### Instruction
Your job is to restate each entry word for word.

### Stored records

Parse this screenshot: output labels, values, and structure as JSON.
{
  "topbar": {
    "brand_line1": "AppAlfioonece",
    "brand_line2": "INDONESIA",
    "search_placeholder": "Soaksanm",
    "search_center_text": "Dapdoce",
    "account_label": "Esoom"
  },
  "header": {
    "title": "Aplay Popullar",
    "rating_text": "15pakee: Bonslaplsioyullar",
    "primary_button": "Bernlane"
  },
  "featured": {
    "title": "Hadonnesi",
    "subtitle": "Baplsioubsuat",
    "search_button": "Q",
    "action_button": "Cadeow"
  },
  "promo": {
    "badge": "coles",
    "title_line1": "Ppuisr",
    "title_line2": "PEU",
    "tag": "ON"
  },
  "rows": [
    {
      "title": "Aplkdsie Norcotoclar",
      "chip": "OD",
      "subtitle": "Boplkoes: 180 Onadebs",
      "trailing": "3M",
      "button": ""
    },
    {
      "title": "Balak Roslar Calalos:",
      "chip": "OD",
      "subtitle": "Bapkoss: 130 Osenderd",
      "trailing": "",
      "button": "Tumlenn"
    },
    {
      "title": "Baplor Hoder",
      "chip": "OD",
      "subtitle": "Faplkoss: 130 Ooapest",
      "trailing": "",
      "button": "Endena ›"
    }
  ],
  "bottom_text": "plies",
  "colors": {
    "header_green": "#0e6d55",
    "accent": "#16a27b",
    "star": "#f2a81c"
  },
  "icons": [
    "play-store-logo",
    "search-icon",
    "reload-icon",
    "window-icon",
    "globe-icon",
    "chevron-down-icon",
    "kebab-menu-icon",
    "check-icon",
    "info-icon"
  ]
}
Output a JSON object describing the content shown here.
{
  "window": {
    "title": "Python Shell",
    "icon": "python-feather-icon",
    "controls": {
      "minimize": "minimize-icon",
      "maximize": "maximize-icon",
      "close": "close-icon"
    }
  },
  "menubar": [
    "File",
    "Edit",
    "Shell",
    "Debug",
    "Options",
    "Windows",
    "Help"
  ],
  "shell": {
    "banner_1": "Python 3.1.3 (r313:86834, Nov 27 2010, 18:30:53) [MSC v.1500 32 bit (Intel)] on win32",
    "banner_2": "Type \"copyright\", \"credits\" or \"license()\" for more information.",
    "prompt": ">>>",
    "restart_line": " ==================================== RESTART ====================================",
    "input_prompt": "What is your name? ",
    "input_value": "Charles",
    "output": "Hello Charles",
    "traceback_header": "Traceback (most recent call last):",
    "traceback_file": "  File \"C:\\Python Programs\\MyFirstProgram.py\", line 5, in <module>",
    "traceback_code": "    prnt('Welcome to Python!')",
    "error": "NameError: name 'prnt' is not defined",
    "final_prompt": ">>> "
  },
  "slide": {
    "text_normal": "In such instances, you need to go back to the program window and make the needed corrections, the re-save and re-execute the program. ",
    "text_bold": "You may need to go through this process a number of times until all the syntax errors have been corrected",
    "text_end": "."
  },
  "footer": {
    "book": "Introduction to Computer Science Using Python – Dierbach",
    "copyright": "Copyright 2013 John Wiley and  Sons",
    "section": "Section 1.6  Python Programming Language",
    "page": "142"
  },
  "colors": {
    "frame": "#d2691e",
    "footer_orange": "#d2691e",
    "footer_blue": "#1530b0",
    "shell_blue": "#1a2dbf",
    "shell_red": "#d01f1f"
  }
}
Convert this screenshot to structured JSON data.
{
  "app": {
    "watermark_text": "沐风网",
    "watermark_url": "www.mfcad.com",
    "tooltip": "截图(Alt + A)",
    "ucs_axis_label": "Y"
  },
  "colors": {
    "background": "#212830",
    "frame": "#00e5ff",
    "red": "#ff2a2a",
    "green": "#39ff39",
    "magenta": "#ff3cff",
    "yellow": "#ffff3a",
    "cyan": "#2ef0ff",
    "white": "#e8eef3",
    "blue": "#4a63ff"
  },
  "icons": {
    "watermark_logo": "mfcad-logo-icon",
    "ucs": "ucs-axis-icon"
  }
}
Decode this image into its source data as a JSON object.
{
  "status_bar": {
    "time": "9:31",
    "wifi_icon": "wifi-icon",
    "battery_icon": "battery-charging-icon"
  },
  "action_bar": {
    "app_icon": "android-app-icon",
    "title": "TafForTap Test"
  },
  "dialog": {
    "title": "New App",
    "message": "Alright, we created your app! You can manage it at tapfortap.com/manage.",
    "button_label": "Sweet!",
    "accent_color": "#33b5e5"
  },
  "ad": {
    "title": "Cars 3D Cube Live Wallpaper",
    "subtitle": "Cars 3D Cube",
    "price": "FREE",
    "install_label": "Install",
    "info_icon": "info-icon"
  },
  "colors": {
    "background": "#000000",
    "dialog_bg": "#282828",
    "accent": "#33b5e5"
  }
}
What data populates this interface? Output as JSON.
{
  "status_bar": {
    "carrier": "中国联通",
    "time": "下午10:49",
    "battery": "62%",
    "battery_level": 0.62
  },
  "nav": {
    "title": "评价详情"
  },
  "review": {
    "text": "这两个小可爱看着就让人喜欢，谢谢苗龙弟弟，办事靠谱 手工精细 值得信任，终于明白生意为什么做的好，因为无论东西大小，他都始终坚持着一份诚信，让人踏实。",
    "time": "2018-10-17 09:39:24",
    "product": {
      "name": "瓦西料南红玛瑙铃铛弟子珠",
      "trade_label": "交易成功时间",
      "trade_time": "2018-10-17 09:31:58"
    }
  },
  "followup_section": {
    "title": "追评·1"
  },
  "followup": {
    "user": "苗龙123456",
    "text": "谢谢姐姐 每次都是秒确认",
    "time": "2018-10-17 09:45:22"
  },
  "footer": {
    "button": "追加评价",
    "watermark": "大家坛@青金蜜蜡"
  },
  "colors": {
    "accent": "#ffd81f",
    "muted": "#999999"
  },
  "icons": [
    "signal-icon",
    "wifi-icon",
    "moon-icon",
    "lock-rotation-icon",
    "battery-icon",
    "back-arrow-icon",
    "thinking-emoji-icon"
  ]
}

### Exercise solution
Parse this screenshot: output labels, values, and structure as JSON.
{
  "topbar": {
    "brand_line1": "AppAlfioonece",
    "brand_line2": "INDONESIA",
    "search_placeholder": "Soaksanm",
    "search_center_text": "Dapdoce",
    "account_label": "Esoom"
  },
  "header": {
    "title": "Aplay Popullar",
    "rating_text": "15pakee: Bonslaplsioyullar",
    "primary_button": "Bernlane"
  },
  "featured": {
    "title": "Hadonnesi",
    "subtitle": "Baplsioubsuat",
    "search_button": "Q",
    "action_button": "Cadeow"
  },
  "promo": {
    "badge": "coles",
    "title_line1": "Ppuisr",
    "title_line2": "PEU",
    "tag": "ON"
  },
  "rows": [
    {
      "title": "Aplkdsie Norcotoclar",
      "chip": "OD",
      "subtitle": "Boplkoes: 180 Onadebs",
      "trailing": "3M",
      "button": ""
    },
    {
      "title": "Balak Roslar Calalos:",
      "chip": "OD",
      "subtitle": "Bapkoss: 130 Osenderd",
      "trailing": "",
      "button": "Tumlenn"
    },
    {
      "title": "Baplor Hoder",
      "chip": "OD",
      "subtitle": "Faplkoss: 130 Ooapest",
      "trailing": "",
      "button": "Endena ›"
    }
  ],
  "bottom_text": "plies",
  "colors": {
    "header_green": "#0e6d55",
    "accent": "#16a27b",
    "star": "#f2a81c"
  },
  "icons": [
    "play-store-logo",
    "search-icon",
    "reload-icon",
    "window-icon",
    "globe-icon",
    "chevron-down-icon",
    "kebab-menu-icon",
    "check-icon",
    "info-icon"
  ]
}
Output a JSON object describing the content shown here.
{
  "window": {
    "title": "Python Shell",
    "icon": "python-feather-icon",
    "controls": {
      "minimize": "minimize-icon",
      "maximize": "maximize-icon",
      "close": "close-icon"
    }
  },
  "menubar": [
    "File",
    "Edit",
    "Shell",
    "Debug",
    "Options",
    "Windows",
    "Help"
  ],
  "shell": {
    "banner_1": "Python 3.1.3 (r313:86834, Nov 27 2010, 18:30:53) [MSC v.1500 32 bit (Intel)] on win32",
    "banner_2": "Type \"copyright\", \"credits\" or \"license()\" for more information.",
    "prompt": ">>>",
    "restart_line": " ==================================== RESTART ====================================",
    "input_prompt": "What is your name? ",
    "input_value": "Charles",
    "output": "Hello Charles",
    "traceback_header": "Traceback (most recent call last):",
    "traceback_file": "  File \"C:\\Python Programs\\MyFirstProgram.py\", line 5, in <module>",
    "traceback_code": "    prnt('Welcome to Python!')",
    "error": "NameError: name 'prnt' is not defined",
    "final_prompt": ">>> "
  },
  "slide": {
    "text_normal": "In such instances, you need to go back to the program window and make the needed corrections, the re-save and re-execute the program. ",
    "text_bold": "You may need to go through this process a number of times until all the syntax errors have been corrected",
    "text_end": "."
  },
  "footer": {
    "book": "Introduction to Computer Science Using Python – Dierbach",
    "copyright": "Copyright 2013 John Wiley and  Sons",
    "section": "Section 1.6  Python Programming Language",
    "page": "142"
  },
  "colors": {
    "frame": "#d2691e",
    "footer_orange": "#d2691e",
    "footer_blue": "#1530b0",
    "shell_blue": "#1a2dbf",
    "shell_red": "#d01f1f"
  }
}
Convert this screenshot to structured JSON data.
{
  "app": {
    "watermark_text": "沐风网",
    "watermark_url": "www.mfcad.com",
    "tooltip": "截图(Alt + A)",
    "ucs_axis_label": "Y"
  },
  "colors": {
    "background": "#212830",
    "frame": "#00e5ff",
    "red": "#ff2a2a",
    "green": "#39ff39",
    "magenta": "#ff3cff",
    "yellow": "#ffff3a",
    "cyan": "#2ef0ff",
    "white": "#e8eef3",
    "blue": "#4a63ff"
  },
  "icons": {
    "watermark_logo": "mfcad-logo-icon",
    "ucs": "ucs-axis-icon"
  }
}
Decode this image into its source data as a JSON object.
{
  "status_bar": {
    "time": "9:31",
    "wifi_icon": "wifi-icon",
    "battery_icon": "battery-charging-icon"
  },
  "action_bar": {
    "app_icon": "android-app-icon",
    "title": "TafForTap Test"
  },
  "dialog": {
    "title": "New App",
    "message": "Alright, we created your app! You can manage it at tapfortap.com/manage.",
    "button_label": "Sweet!",
    "accent_color": "#33b5e5"
  },
  "ad": {
    "title": "Cars 3D Cube Live Wallpaper",
    "subtitle": "Cars 3D Cube",
    "price": "FREE",
    "install_label": "Install",
    "info_icon": "info-icon"
  },
  "colors": {
    "background": "#000000",
    "dialog_bg": "#282828",
    "accent": "#33b5e5"
  }
}
What data populates this interface? Output as JSON.
{
  "status_bar": {
    "carrier": "中国联通",
    "time": "下午10:49",
    "battery": "62%",
    "battery_level": 0.62
  },
  "nav": {
    "title": "评价详情"
  },
  "review": {
    "text": "这两个小可爱看着就让人喜欢，谢谢苗龙弟弟，办事靠谱 手工精细 值得信任，终于明白生意为什么做的好，因为无论东西大小，他都始终坚持着一份诚信，让人踏实。",
    "time": "2018-10-17 09:39:24",
    "product": {
      "name": "瓦西料南红玛瑙铃铛弟子珠",
      "trade_label": "交易成功时间",
      "trade_time": "2018-10-17 09:31:58"
    }
  },
  "followup_section": {
    "title": "追评·1"
  },
  "followup": {
    "user": "苗龙123456",
    "text": "谢谢姐姐 每次都是秒确认",
    "time": "2018-10-17 09:45:22"
  },
  "footer": {
    "button": "追加评价",
    "watermark": "大家坛@青金蜜蜡"
  },
  "colors": {
    "accent": "#ffd81f",
    "muted": "#999999"
  },
  "icons": [
    "signal-icon",
    "wifi-icon",
    "moon-icon",
    "lock-rotation-icon",
    "battery-icon",
    "back-arrow-icon",
    "thinking-emoji-icon"
  ]
}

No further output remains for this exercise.